» **ОТРЫВОК**
Из книги Л.Д. Троцкого «Дневники и письма»
29 сентября [1935 г.]
Вот уже десять дней, как я в госпитале в Осло… Почти двадцать лет тому назад, улегшись на кровать в мадридской тюрьме, я спрашивал себя с изумлением: почему я оказался здесь? и неудержимо смеялся… пока не заснул. И сейчас я спрашиваю себя подчас с изумлением: каким образом я оказался в больнице в Осло? Так уж вышло…
Из письма Л.Л. Седова Н.И. Седовой
16. IV [19]36 [г.]
Милая мамочка!
Получил твое письмо от 12.IV. Ты уже несколько раз поднимала вопрос о том, что П[апа] был по существу прав (в том числе и в своем резком письме Д. [160] и пр.).
Я отмалчивался, хотя и хотелось тебе написать, что не хотел тебя, мамочка, огорчать. Но я, мамочка, с тобой, к сожалению, совсем, совсем не согласен. Наоборот, мне кажется, что все Папины недостатки с возрастом не смягчаются, а, видимо, в связи с изоляцией, болезнью, трудными условиями – трудными беспримерно – углубляются. Его нетерпимость, горячность, дергание, даже грубость и желание оскорбить, задеть, уничтожить – усиливаются. Причем это не только «личное», а прямо какой‑то «метод», и вряд ли хороший метод в организационной работе. Что делать? Ничего, терпеть, если можно так сказать. Ибо основное не в этом, это пустяки по сравнению с основным, с тем, чем является Папа не только для меня, конечно…
…Т. е. то, что делал Папа (и делает слишком часто) и что, в частности, отражало его недопустимо резкое письмо ко мне [161] . Недопустимое в особенности потому, что письмо не равное равному, а написано, когда знаешь, что тебе так или даже 1/10 от «так» не ответят. И это все также связано с друг[им] недостатком, серьезным недостатком в политике. П[апа] никогда не признает свою неправоту, даже свое участие в общей неправоте. Поэтому он не терпит критики. Когда ему говорят или пишут то, с чем он не согласен, он это либо игнорирует, либо отвечает [162] резкостями. Все привыкли к тому, что Папе лучше не писать или не говорить о том, с чем он не согласен. Нет, мамочка, это не метод. (Я не говорю о том, когда Папа «ухаживает» за кем‑нибудь, – это совсем другое дело.)

» **ВАШИ ЗАДАНИЯ**
(1) Кратко перескажите абзац отрывка из книги Троцкого, который начинается словами «Я отмалчивался». Сохраните его основные мысли.
(2) Продолжите отрывок из книги Троцкого с того места, где он заканчивается, и допишите письмо дальше.

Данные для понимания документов

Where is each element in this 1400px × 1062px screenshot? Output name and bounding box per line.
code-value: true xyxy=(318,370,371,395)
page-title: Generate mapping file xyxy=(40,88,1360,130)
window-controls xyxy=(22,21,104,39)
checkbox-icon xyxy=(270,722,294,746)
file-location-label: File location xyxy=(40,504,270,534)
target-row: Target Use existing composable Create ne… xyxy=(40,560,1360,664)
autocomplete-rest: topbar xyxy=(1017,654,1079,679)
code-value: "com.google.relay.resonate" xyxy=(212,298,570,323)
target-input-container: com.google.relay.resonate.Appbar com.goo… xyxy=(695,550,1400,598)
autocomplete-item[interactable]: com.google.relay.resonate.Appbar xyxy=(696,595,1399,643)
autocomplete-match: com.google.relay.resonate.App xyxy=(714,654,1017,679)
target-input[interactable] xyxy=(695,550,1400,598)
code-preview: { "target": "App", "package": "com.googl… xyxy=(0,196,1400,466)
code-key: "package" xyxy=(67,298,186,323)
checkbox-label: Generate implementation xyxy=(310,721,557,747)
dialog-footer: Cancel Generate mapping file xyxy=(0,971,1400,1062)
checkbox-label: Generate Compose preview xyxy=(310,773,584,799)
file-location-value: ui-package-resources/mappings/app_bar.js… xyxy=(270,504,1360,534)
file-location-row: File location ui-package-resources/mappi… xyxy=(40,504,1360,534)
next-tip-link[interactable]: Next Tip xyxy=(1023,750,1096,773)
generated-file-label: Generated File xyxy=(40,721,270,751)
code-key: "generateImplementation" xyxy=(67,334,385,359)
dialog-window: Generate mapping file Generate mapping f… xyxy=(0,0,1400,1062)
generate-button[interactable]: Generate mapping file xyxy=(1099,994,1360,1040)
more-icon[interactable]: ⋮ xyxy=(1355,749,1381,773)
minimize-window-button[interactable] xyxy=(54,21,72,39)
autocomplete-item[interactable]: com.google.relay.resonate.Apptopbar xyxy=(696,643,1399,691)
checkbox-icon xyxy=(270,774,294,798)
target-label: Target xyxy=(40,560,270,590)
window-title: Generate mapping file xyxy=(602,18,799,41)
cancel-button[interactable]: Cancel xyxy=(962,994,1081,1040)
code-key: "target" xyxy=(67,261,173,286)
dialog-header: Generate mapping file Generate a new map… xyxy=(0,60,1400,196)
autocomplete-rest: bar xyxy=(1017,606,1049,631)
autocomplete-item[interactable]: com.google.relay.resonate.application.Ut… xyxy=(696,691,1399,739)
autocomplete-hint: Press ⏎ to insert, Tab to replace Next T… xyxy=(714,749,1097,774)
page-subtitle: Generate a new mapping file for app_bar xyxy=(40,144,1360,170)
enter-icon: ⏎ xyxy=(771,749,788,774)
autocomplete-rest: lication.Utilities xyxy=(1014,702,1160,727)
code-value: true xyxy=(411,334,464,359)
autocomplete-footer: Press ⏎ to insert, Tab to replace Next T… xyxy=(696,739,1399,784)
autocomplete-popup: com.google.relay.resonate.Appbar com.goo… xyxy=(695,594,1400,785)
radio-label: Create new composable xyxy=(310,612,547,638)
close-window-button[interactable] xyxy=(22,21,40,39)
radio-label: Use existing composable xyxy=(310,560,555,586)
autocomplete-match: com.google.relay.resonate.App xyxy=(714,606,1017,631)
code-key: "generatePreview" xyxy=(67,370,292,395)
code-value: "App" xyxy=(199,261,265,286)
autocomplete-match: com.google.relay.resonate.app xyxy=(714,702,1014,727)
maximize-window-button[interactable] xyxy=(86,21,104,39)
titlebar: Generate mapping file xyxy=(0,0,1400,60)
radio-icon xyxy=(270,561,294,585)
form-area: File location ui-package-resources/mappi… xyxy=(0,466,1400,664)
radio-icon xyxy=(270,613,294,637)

» **ОТВЕТЫ К УПРАЖНЕНИЮ**
(1) Автор письма долго молчал, чтобы не огорчать мать, но он совсем с ней не согласен. По его мнению, с возрастом недостатки отца не смягчаются, а углубляются. Причины этого он видит в изоляции, болезни и беспримерно трудных условиях. Усиливаются нетерпимость, горячность, дергание, грубость и желание оскорбить. Это не только личная черта, но и своего рода «метод», и для организационной работы он вряд ли хорош. Остается только терпеть, потому что все это пустяки по сравнению с главным: с тем, чем отец является не только для автора.

(2)
…Таких и подобных фактов больше чем много, и в каждом случае, к несчастью, Папа немедленно же ищет виновников – действительных или мнимых, ибо он об этом даже не задумывается, они ему нужны для собственной разрядки…
Людей же надо беречь. Скучно это, я знаю, но что делать.
Ругать их надо, и крепко, но не переходя известной черты, но и беречь – они ведь на каждом углу не стоят, их мало, они нужны.
Возьмем вопрос о Секретариате. Плох он, работает плохо и пр. И пр. Все это верно. Но разве это позиция? Если плохи люди, надо их заменить лучшими, если эти плохие все же лучше других еще более плохих или если друг[ие] обстоятельства мешают заменить этих – нельзя их ругать и ругать, презрительно игнорировать или оскорблять или раздавать им пинки… Я писал Папе год тому назад, что этот С[екретариа]т к настоящей работе не способен, что надо искать другие выходы. Если этих выходов нет – надо терпеть, а не давать затрещины при всяком случае. Что это дает? Делу, работе, этим товарищам – ничего. Известное удовлетворение самому Папе? Нет, это неправильно.
Взять вопрос о Р. М[олинье]. Надо честно сказать, чтоП[апа] (и не он один) ошиблись, что поддержка систематическая Р. М[олинье] в прошлом была неправильна. Папа этого никогда не сделает, а будет искать очень остроумных и тонких доводов, чтобы доказать, что все было правильно.
…Не стоит больше писать. Организационные и личные отношения (последние в нашей среде являются лишь частью первых) не являются Папиной личной сильной стороной, и в этой области – и только в этой области – нет у него «правоты», хотя хотелось бы, чтобы и здесь он был прав – да нет этого. Лично я хотел бы как можно скорее развязаться с редактором [163] . Я несколько лет жизни потерял, зарывшись в бумаги, письма, переводы, пересылку. Мало чему научился, не было времени ни читать, ни «развиваться», а пользы для дела вышло ой как мало, пинков же много [164] .
Не огорчайся из‑за этого письма, мамочка, я уже очень давно пришел к этим выводам, – но ведь не это основное, что делает Папу единственным, незаменимым – для нас сегодня, для многих и многих других позже.